■ Prompt: Drop the pictures, then extract the listing word for word.
____ Records provided
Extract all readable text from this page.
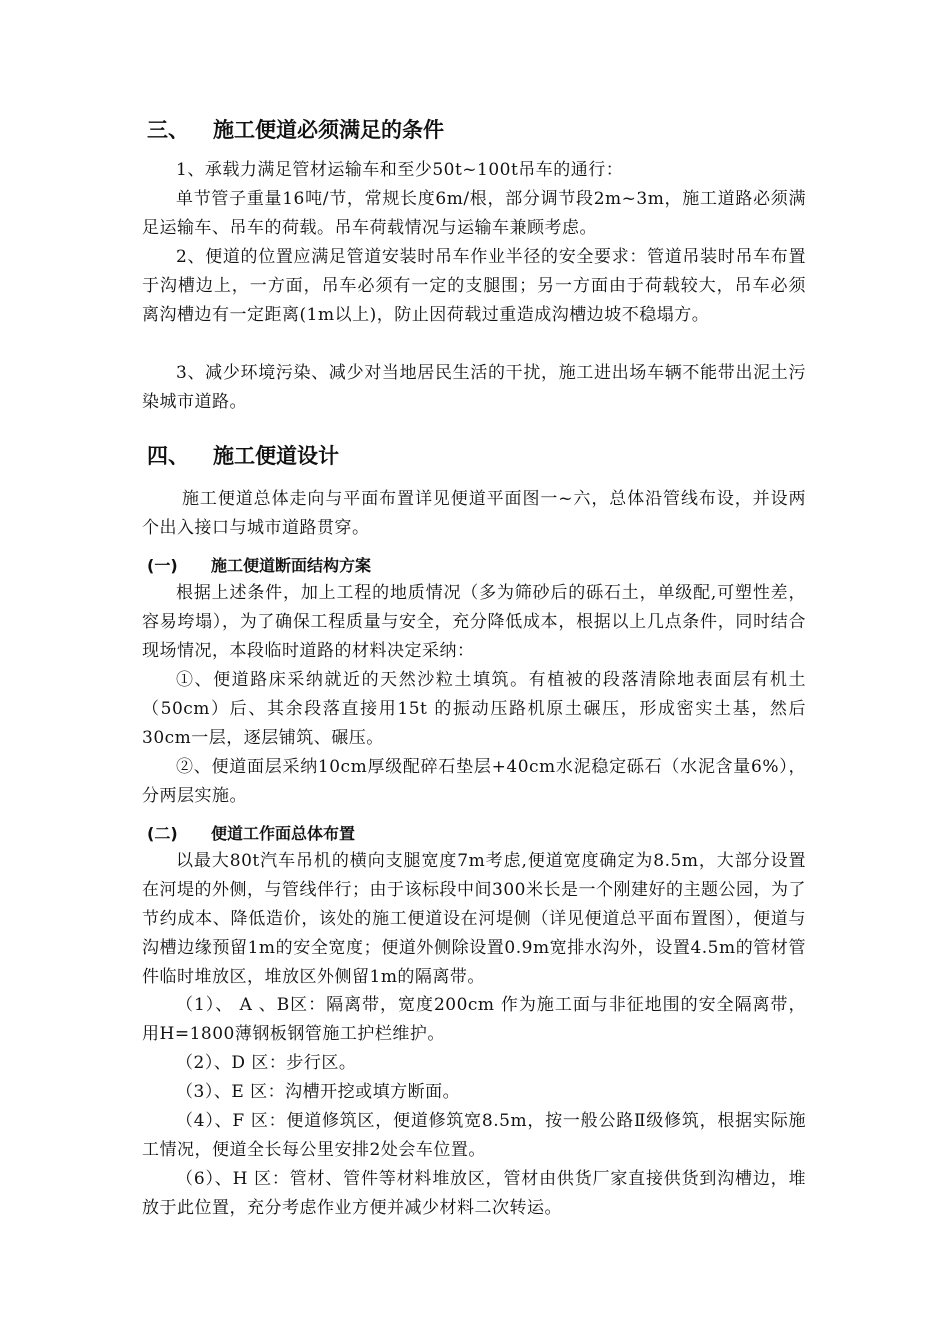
三、 施工便道必须满足的条件

1、承载力满足管材运输车和至少50t~100t吊车的通行：

单节管子重量16吨/节，常规长度6m/根，部分调节段2m~3m，施工道路必须满足运输车、吊车的荷载。吊车荷载情况与运输车兼顾考虑。

2、便道的位置应满足管道安装时吊车作业半径的安全要求：管道吊装时吊车布置于沟槽边上，一方面，吊车必须有一定的支腿围；另一方面由于荷载较大，吊车必须离沟槽边有一定距离(1m以上)，防止因荷载过重造成沟槽边坡不稳塌方。

3、减少环境污染、减少对当地居民生活的干扰，施工进出场车辆不能带出泥土污染城市道路。

四、 施工便道设计

施工便道总体走向与平面布置详见便道平面图一~六，总体沿管线布设，并设两个出入接口与城市道路贯穿。

(一) 施工便道断面结构方案

根据上述条件，加上工程的地质情况（多为筛砂后的砾石土，单级配,可塑性差，容易垮塌），为了确保工程质量与安全，充分降低成本，根据以上几点条件，同时结合现场情况，本段临时道路的材料决定采纳：

①、便道路床采纳就近的天然沙粒土填筑。有植被的段落清除地表面层有机土（50cm）后、其余段落直接用15t 的振动压路机原土碾压，形成密实土基，然后30cm一层，逐层铺筑、碾压。

②、便道面层采纳10cm厚级配碎石垫层+40cm水泥稳定砾石（水泥含量6%），分两层实施。

(二) 便道工作面总体布置

以最大80t汽车吊机的横向支腿宽度7m考虑,便道宽度确定为8.5m，大部分设置在河堤的外侧，与管线伴行；由于该标段中间300米长是一个刚建好的主题公园，为了节约成本、降低造价，该处的施工便道设在河堤侧（详见便道总平面布置图），便道与沟槽边缘预留1m的安全宽度；便道外侧除设置0.9m宽排水沟外，设置4.5m的管材管件临时堆放区，堆放区外侧留1m的隔离带。

（1）、 A 、B区：隔离带，宽度200cm 作为施工面与非征地围的安全隔离带，用H=1800薄钢板钢管施工护栏维护。

（2）、D 区：步行区。

（3）、E 区：沟槽开挖或填方断面。

（4）、F 区：便道修筑区，便道修筑宽8.5m，按一般公路Ⅱ级修筑，根据实际施工情况，便道全长每公里安排2处会车位置。

（6）、H 区：管材、管件等材料堆放区，管材由供货厂家直接供货到沟槽边，堆放于此位置，充分考虑作业方便并减少材料二次转运。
________
■ Task response:
Extract all readable text from this page.
三、 施工便道必须满足的条件

1、承载力满足管材运输车和至少50t~100t吊车的通行：

单节管子重量16吨/节，常规长度6m/根，部分调节段2m~3m，施工道路必须满足运输车、吊车的荷载。吊车荷载情况与运输车兼顾考虑。

2、便道的位置应满足管道安装时吊车作业半径的安全要求：管道吊装时吊车布置于沟槽边上，一方面，吊车必须有一定的支腿围；另一方面由于荷载较大，吊车必须离沟槽边有一定距离(1m以上)，防止因荷载过重造成沟槽边坡不稳塌方。

3、减少环境污染、减少对当地居民生活的干扰，施工进出场车辆不能带出泥土污染城市道路。

四、 施工便道设计

施工便道总体走向与平面布置详见便道平面图一~六，总体沿管线布设，并设两个出入接口与城市道路贯穿。

(一) 施工便道断面结构方案

根据上述条件，加上工程的地质情况（多为筛砂后的砾石土，单级配,可塑性差，容易垮塌），为了确保工程质量与安全，充分降低成本，根据以上几点条件，同时结合现场情况，本段临时道路的材料决定采纳：

①、便道路床采纳就近的天然沙粒土填筑。有植被的段落清除地表面层有机土（50cm）后、其余段落直接用15t 的振动压路机原土碾压，形成密实土基，然后30cm一层，逐层铺筑、碾压。

②、便道面层采纳10cm厚级配碎石垫层+40cm水泥稳定砾石（水泥含量6%），分两层实施。

(二) 便道工作面总体布置

以最大80t汽车吊机的横向支腿宽度7m考虑,便道宽度确定为8.5m，大部分设置在河堤的外侧，与管线伴行；由于该标段中间300米长是一个刚建好的主题公园，为了节约成本、降低造价，该处的施工便道设在河堤侧（详见便道总平面布置图），便道与沟槽边缘预留1m的安全宽度；便道外侧除设置0.9m宽排水沟外，设置4.5m的管材管件临时堆放区，堆放区外侧留1m的隔离带。

（1）、 A 、B区：隔离带，宽度200cm 作为施工面与非征地围的安全隔离带，用H=1800薄钢板钢管施工护栏维护。

（2）、D 区：步行区。

（3）、E 区：沟槽开挖或填方断面。

（4）、F 区：便道修筑区，便道修筑宽8.5m，按一般公路Ⅱ级修筑，根据实际施工情况，便道全长每公里安排2处会车位置。

（6）、H 区：管材、管件等材料堆放区，管材由供货厂家直接供货到沟槽边，堆放于此位置，充分考虑作业方便并减少材料二次转运。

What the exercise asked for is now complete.